Write down each entry again, exactly as it reads.
━━ RECORD EXCERPTS
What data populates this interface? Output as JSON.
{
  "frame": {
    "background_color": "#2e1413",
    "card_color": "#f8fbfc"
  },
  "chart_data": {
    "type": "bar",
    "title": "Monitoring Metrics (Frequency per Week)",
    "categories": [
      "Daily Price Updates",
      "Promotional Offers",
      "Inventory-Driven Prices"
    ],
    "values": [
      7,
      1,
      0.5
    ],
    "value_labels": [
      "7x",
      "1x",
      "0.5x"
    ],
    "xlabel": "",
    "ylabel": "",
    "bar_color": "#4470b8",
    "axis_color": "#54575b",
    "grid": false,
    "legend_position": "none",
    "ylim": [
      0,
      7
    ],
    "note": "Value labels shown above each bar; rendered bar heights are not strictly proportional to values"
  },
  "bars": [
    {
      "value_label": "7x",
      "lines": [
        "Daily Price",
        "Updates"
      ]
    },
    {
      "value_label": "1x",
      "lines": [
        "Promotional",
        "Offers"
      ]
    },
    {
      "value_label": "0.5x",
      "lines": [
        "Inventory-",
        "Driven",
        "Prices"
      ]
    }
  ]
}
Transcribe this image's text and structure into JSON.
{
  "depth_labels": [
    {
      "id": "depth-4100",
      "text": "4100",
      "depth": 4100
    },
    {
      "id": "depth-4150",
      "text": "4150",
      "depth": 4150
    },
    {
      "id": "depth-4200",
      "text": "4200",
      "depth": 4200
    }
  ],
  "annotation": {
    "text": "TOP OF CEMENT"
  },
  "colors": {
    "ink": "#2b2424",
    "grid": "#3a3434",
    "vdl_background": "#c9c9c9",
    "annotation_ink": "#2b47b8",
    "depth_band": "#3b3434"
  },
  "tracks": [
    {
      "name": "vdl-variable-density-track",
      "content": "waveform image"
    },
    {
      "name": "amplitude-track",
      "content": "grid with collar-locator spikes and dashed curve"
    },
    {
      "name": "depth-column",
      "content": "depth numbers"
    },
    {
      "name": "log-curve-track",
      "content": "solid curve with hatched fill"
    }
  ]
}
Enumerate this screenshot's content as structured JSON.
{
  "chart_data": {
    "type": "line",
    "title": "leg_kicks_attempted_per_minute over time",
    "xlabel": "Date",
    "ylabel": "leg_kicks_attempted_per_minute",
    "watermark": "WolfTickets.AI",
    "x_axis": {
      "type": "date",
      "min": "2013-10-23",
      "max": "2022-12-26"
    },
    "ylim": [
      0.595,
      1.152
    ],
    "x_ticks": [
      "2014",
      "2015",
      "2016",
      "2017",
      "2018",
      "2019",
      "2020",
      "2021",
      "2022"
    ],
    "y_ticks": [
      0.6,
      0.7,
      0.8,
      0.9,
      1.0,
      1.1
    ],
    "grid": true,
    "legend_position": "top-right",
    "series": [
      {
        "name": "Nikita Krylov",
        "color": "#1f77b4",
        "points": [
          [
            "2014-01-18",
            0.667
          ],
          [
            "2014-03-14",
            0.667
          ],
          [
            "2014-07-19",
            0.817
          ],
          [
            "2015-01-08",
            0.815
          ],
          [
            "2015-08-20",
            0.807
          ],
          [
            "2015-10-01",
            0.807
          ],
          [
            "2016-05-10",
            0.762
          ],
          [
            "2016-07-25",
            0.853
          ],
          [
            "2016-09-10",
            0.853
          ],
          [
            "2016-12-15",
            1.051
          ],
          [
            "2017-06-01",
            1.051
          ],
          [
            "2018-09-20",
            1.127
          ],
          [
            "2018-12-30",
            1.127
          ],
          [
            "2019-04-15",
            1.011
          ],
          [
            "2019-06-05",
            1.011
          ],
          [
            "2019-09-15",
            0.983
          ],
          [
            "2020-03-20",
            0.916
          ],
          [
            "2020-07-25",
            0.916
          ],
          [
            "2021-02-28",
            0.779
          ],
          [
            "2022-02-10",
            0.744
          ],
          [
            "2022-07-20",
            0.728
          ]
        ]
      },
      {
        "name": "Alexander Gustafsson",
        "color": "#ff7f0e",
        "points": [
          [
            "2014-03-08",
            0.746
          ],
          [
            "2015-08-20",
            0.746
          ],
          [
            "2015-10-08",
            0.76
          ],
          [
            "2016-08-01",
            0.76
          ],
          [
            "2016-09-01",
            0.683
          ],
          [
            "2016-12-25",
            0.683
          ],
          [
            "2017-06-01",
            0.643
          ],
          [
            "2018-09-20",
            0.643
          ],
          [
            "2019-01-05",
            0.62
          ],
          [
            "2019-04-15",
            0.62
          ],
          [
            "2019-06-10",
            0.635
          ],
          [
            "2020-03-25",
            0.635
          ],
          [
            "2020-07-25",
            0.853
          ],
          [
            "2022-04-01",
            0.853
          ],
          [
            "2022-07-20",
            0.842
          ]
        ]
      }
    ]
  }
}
━━━━
• ANSWER FOR THE TASK:
What data populates this interface? Output as JSON.
{
  "frame": {
    "background_color": "#2e1413",
    "card_color": "#f8fbfc"
  },
  "chart_data": {
    "type": "bar",
    "title": "Monitoring Metrics (Frequency per Week)",
    "categories": [
      "Daily Price Updates",
      "Promotional Offers",
      "Inventory-Driven Prices"
    ],
    "values": [
      7,
      1,
      0.5
    ],
    "value_labels": [
      "7x",
      "1x",
      "0.5x"
    ],
    "xlabel": "",
    "ylabel": "",
    "bar_color": "#4470b8",
    "axis_color": "#54575b",
    "grid": false,
    "legend_position": "none",
    "ylim": [
      0,
      7
    ],
    "note": "Value labels shown above each bar; rendered bar heights are not strictly proportional to values"
  },
  "bars": [
    {
      "value_label": "7x",
      "lines": [
        "Daily Price",
        "Updates"
      ]
    },
    {
      "value_label": "1x",
      "lines": [
        "Promotional",
        "Offers"
      ]
    },
    {
      "value_label": "0.5x",
      "lines": [
        "Inventory-",
        "Driven",
        "Prices"
      ]
    }
  ]
}
Transcribe this image's text and structure into JSON.
{
  "depth_labels": [
    {
      "id": "depth-4100",
      "text": "4100",
      "depth": 4100
    },
    {
      "id": "depth-4150",
      "text": "4150",
      "depth": 4150
    },
    {
      "id": "depth-4200",
      "text": "4200",
      "depth": 4200
    }
  ],
  "annotation": {
    "text": "TOP OF CEMENT"
  },
  "colors": {
    "ink": "#2b2424",
    "grid": "#3a3434",
    "vdl_background": "#c9c9c9",
    "annotation_ink": "#2b47b8",
    "depth_band": "#3b3434"
  },
  "tracks": [
    {
      "name": "vdl-variable-density-track",
      "content": "waveform image"
    },
    {
      "name": "amplitude-track",
      "content": "grid with collar-locator spikes and dashed curve"
    },
    {
      "name": "depth-column",
      "content": "depth numbers"
    },
    {
      "name": "log-curve-track",
      "content": "solid curve with hatched fill"
    }
  ]
}
Enumerate this screenshot's content as structured JSON.
{
  "chart_data": {
    "type": "line",
    "title": "leg_kicks_attempted_per_minute over time",
    "xlabel": "Date",
    "ylabel": "leg_kicks_attempted_per_minute",
    "watermark": "WolfTickets.AI",
    "x_axis": {
      "type": "date",
      "min": "2013-10-23",
      "max": "2022-12-26"
    },
    "ylim": [
      0.595,
      1.152
    ],
    "x_ticks": [
      "2014",
      "2015",
      "2016",
      "2017",
      "2018",
      "2019",
      "2020",
      "2021",
      "2022"
    ],
    "y_ticks": [
      0.6,
      0.7,
      0.8,
      0.9,
      1.0,
      1.1
    ],
    "grid": true,
    "legend_position": "top-right",
    "series": [
      {
        "name": "Nikita Krylov",
        "color": "#1f77b4",
        "points": [
          [
            "2014-01-18",
            0.667
          ],
          [
            "2014-03-14",
            0.667
          ],
          [
            "2014-07-19",
            0.817
          ],
          [
            "2015-01-08",
            0.815
          ],
          [
            "2015-08-20",
            0.807
          ],
          [
            "2015-10-01",
            0.807
          ],
          [
            "2016-05-10",
            0.762
          ],
          [
            "2016-07-25",
            0.853
          ],
          [
            "2016-09-10",
            0.853
          ],
          [
            "2016-12-15",
            1.051
          ],
          [
            "2017-06-01",
            1.051
          ],
          [
            "2018-09-20",
            1.127
          ],
          [
            "2018-12-30",
            1.127
          ],
          [
            "2019-04-15",
            1.011
          ],
          [
            "2019-06-05",
            1.011
          ],
          [
            "2019-09-15",
            0.983
          ],
          [
            "2020-03-20",
            0.916
          ],
          [
            "2020-07-25",
            0.916
          ],
          [
            "2021-02-28",
            0.779
          ],
          [
            "2022-02-10",
            0.744
          ],
          [
            "2022-07-20",
            0.728
          ]
        ]
      },
      {
        "name": "Alexander Gustafsson",
        "color": "#ff7f0e",
        "points": [
          [
            "2014-03-08",
            0.746
          ],
          [
            "2015-08-20",
            0.746
          ],
          [
            "2015-10-08",
            0.76
          ],
          [
            "2016-08-01",
            0.76
          ],
          [
            "2016-09-01",
            0.683
          ],
          [
            "2016-12-25",
            0.683
          ],
          [
            "2017-06-01",
            0.643
          ],
          [
            "2018-09-20",
            0.643
          ],
          [
            "2019-01-05",
            0.62
          ],
          [
            "2019-04-15",
            0.62
          ],
          [
            "2019-06-10",
            0.635
          ],
          [
            "2020-03-25",
            0.635
          ],
          [
            "2020-07-25",
            0.853
          ],
          [
            "2022-04-01",
            0.853
          ],
          [
            "2022-07-20",
            0.842
          ]
        ]
      }
    ]
  }
}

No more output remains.